● **GIVEN PROBLEM**: Copy out every record below, word for word.

--------------------

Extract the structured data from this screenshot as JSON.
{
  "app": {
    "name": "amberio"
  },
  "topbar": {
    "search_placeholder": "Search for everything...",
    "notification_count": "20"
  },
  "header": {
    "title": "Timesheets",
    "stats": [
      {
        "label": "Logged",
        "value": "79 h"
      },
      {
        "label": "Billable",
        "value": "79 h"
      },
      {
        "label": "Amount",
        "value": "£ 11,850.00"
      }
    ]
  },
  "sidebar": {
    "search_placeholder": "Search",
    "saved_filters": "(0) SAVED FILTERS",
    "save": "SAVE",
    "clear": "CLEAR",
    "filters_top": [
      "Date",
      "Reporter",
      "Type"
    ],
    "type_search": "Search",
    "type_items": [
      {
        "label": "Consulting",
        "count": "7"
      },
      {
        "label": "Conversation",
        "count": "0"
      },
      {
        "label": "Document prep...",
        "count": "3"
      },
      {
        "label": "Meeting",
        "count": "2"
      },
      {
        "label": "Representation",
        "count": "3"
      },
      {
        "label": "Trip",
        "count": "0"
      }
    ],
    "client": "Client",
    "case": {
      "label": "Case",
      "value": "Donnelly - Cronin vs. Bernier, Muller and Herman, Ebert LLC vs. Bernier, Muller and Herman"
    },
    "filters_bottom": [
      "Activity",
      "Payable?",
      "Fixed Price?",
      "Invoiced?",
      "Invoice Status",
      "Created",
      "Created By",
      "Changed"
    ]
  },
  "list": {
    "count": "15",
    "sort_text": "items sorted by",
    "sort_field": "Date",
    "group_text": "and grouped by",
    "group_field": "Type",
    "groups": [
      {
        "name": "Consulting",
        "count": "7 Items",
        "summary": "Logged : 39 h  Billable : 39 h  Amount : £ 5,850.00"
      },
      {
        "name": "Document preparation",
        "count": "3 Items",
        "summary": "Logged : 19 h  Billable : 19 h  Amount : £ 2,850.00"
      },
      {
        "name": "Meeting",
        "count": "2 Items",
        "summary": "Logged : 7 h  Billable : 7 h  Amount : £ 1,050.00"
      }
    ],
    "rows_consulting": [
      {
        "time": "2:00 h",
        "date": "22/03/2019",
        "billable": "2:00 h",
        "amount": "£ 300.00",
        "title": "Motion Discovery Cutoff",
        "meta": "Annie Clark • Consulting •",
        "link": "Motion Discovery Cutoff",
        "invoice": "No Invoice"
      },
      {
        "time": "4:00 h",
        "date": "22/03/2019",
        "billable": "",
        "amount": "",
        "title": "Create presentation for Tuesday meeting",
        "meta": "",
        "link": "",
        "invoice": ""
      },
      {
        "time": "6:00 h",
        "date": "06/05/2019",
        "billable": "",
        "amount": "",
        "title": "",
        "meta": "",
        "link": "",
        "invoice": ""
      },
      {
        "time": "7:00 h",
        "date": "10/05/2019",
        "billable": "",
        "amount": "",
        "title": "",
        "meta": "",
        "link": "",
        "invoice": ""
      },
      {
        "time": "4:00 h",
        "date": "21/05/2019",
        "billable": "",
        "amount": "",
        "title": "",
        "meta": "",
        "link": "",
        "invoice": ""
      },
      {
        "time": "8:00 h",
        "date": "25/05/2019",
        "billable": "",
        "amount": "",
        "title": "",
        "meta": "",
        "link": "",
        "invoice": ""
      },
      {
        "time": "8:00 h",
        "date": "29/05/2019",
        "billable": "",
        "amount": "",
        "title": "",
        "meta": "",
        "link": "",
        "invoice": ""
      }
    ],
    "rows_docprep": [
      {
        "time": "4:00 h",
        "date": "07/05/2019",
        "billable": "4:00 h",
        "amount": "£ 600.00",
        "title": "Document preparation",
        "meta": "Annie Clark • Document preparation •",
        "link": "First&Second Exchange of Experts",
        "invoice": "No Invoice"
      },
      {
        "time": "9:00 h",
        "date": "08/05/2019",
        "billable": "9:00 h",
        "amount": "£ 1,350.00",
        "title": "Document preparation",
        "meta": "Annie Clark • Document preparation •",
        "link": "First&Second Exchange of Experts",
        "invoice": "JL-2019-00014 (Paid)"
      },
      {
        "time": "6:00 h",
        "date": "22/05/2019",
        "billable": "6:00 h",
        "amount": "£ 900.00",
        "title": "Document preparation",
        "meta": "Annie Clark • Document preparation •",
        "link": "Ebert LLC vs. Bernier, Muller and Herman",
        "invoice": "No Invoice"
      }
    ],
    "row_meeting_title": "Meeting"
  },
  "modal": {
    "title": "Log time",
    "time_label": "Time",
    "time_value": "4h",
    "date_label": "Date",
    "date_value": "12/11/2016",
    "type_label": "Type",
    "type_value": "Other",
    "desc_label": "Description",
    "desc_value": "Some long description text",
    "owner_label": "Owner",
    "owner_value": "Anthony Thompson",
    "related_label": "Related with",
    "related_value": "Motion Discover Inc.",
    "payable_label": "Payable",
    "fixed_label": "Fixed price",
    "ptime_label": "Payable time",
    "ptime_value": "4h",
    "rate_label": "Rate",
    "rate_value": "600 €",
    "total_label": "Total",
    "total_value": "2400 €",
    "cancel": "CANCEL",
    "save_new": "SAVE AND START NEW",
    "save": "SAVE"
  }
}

--------------------

● **ANSWER TO THIS TASK**:
Extract the structured data from this screenshot as JSON.
{
  "app": {
    "name": "amberio"
  },
  "topbar": {
    "search_placeholder": "Search for everything...",
    "notification_count": "20"
  },
  "header": {
    "title": "Timesheets",
    "stats": [
      {
        "label": "Logged",
        "value": "79 h"
      },
      {
        "label": "Billable",
        "value": "79 h"
      },
      {
        "label": "Amount",
        "value": "£ 11,850.00"
      }
    ]
  },
  "sidebar": {
    "search_placeholder": "Search",
    "saved_filters": "(0) SAVED FILTERS",
    "save": "SAVE",
    "clear": "CLEAR",
    "filters_top": [
      "Date",
      "Reporter",
      "Type"
    ],
    "type_search": "Search",
    "type_items": [
      {
        "label": "Consulting",
        "count": "7"
      },
      {
        "label": "Conversation",
        "count": "0"
      },
      {
        "label": "Document prep...",
        "count": "3"
      },
      {
        "label": "Meeting",
        "count": "2"
      },
      {
        "label": "Representation",
        "count": "3"
      },
      {
        "label": "Trip",
        "count": "0"
      }
    ],
    "client": "Client",
    "case": {
      "label": "Case",
      "value": "Donnelly - Cronin vs. Bernier, Muller and Herman, Ebert LLC vs. Bernier, Muller and Herman"
    },
    "filters_bottom": [
      "Activity",
      "Payable?",
      "Fixed Price?",
      "Invoiced?",
      "Invoice Status",
      "Created",
      "Created By",
      "Changed"
    ]
  },
  "list": {
    "count": "15",
    "sort_text": "items sorted by",
    "sort_field": "Date",
    "group_text": "and grouped by",
    "group_field": "Type",
    "groups": [
      {
        "name": "Consulting",
        "count": "7 Items",
        "summary": "Logged : 39 h  Billable : 39 h  Amount : £ 5,850.00"
      },
      {
        "name": "Document preparation",
        "count": "3 Items",
        "summary": "Logged : 19 h  Billable : 19 h  Amount : £ 2,850.00"
      },
      {
        "name": "Meeting",
        "count": "2 Items",
        "summary": "Logged : 7 h  Billable : 7 h  Amount : £ 1,050.00"
      }
    ],
    "rows_consulting": [
      {
        "time": "2:00 h",
        "date": "22/03/2019",
        "billable": "2:00 h",
        "amount": "£ 300.00",
        "title": "Motion Discovery Cutoff",
        "meta": "Annie Clark • Consulting •",
        "link": "Motion Discovery Cutoff",
        "invoice": "No Invoice"
      },
      {
        "time": "4:00 h",
        "date": "22/03/2019",
        "billable": "",
        "amount": "",
        "title": "Create presentation for Tuesday meeting",
        "meta": "",
        "link": "",
        "invoice": ""
      },
      {
        "time": "6:00 h",
        "date": "06/05/2019",
        "billable": "",
        "amount": "",
        "title": "",
        "meta": "",
        "link": "",
        "invoice": ""
      },
      {
        "time": "7:00 h",
        "date": "10/05/2019",
        "billable": "",
        "amount": "",
        "title": "",
        "meta": "",
        "link": "",
        "invoice": ""
      },
      {
        "time": "4:00 h",
        "date": "21/05/2019",
        "billable": "",
        "amount": "",
        "title": "",
        "meta": "",
        "link": "",
        "invoice": ""
      },
      {
        "time": "8:00 h",
        "date": "25/05/2019",
        "billable": "",
        "amount": "",
        "title": "",
        "meta": "",
        "link": "",
        "invoice": ""
      },
      {
        "time": "8:00 h",
        "date": "29/05/2019",
        "billable": "",
        "amount": "",
        "title": "",
        "meta": "",
        "link": "",
        "invoice": ""
      }
    ],
    "rows_docprep": [
      {
        "time": "4:00 h",
        "date": "07/05/2019",
        "billable": "4:00 h",
        "amount": "£ 600.00",
        "title": "Document preparation",
        "meta": "Annie Clark • Document preparation •",
        "link": "First&Second Exchange of Experts",
        "invoice": "No Invoice"
      },
      {
        "time": "9:00 h",
        "date": "08/05/2019",
        "billable": "9:00 h",
        "amount": "£ 1,350.00",
        "title": "Document preparation",
        "meta": "Annie Clark • Document preparation •",
        "link": "First&Second Exchange of Experts",
        "invoice": "JL-2019-00014 (Paid)"
      },
      {
        "time": "6:00 h",
        "date": "22/05/2019",
        "billable": "6:00 h",
        "amount": "£ 900.00",
        "title": "Document preparation",
        "meta": "Annie Clark • Document preparation •",
        "link": "Ebert LLC vs. Bernier, Muller and Herman",
        "invoice": "No Invoice"
      }
    ],
    "row_meeting_title": "Meeting"
  },
  "modal": {
    "title": "Log time",
    "time_label": "Time",
    "time_value": "4h",
    "date_label": "Date",
    "date_value": "12/11/2016",
    "type_label": "Type",
    "type_value": "Other",
    "desc_label": "Description",
    "desc_value": "Some long description text",
    "owner_label": "Owner",
    "owner_value": "Anthony Thompson",
    "related_label": "Related with",
    "related_value": "Motion Discover Inc.",
    "payable_label": "Payable",
    "fixed_label": "Fixed price",
    "ptime_label": "Payable time",
    "ptime_value": "4h",
    "rate_label": "Rate",
    "rate_value": "600 €",
    "total_label": "Total",
    "total_value": "2400 €",
    "cancel": "CANCEL",
    "save_new": "SAVE AND START NEW",
    "save": "SAVE"
  }
}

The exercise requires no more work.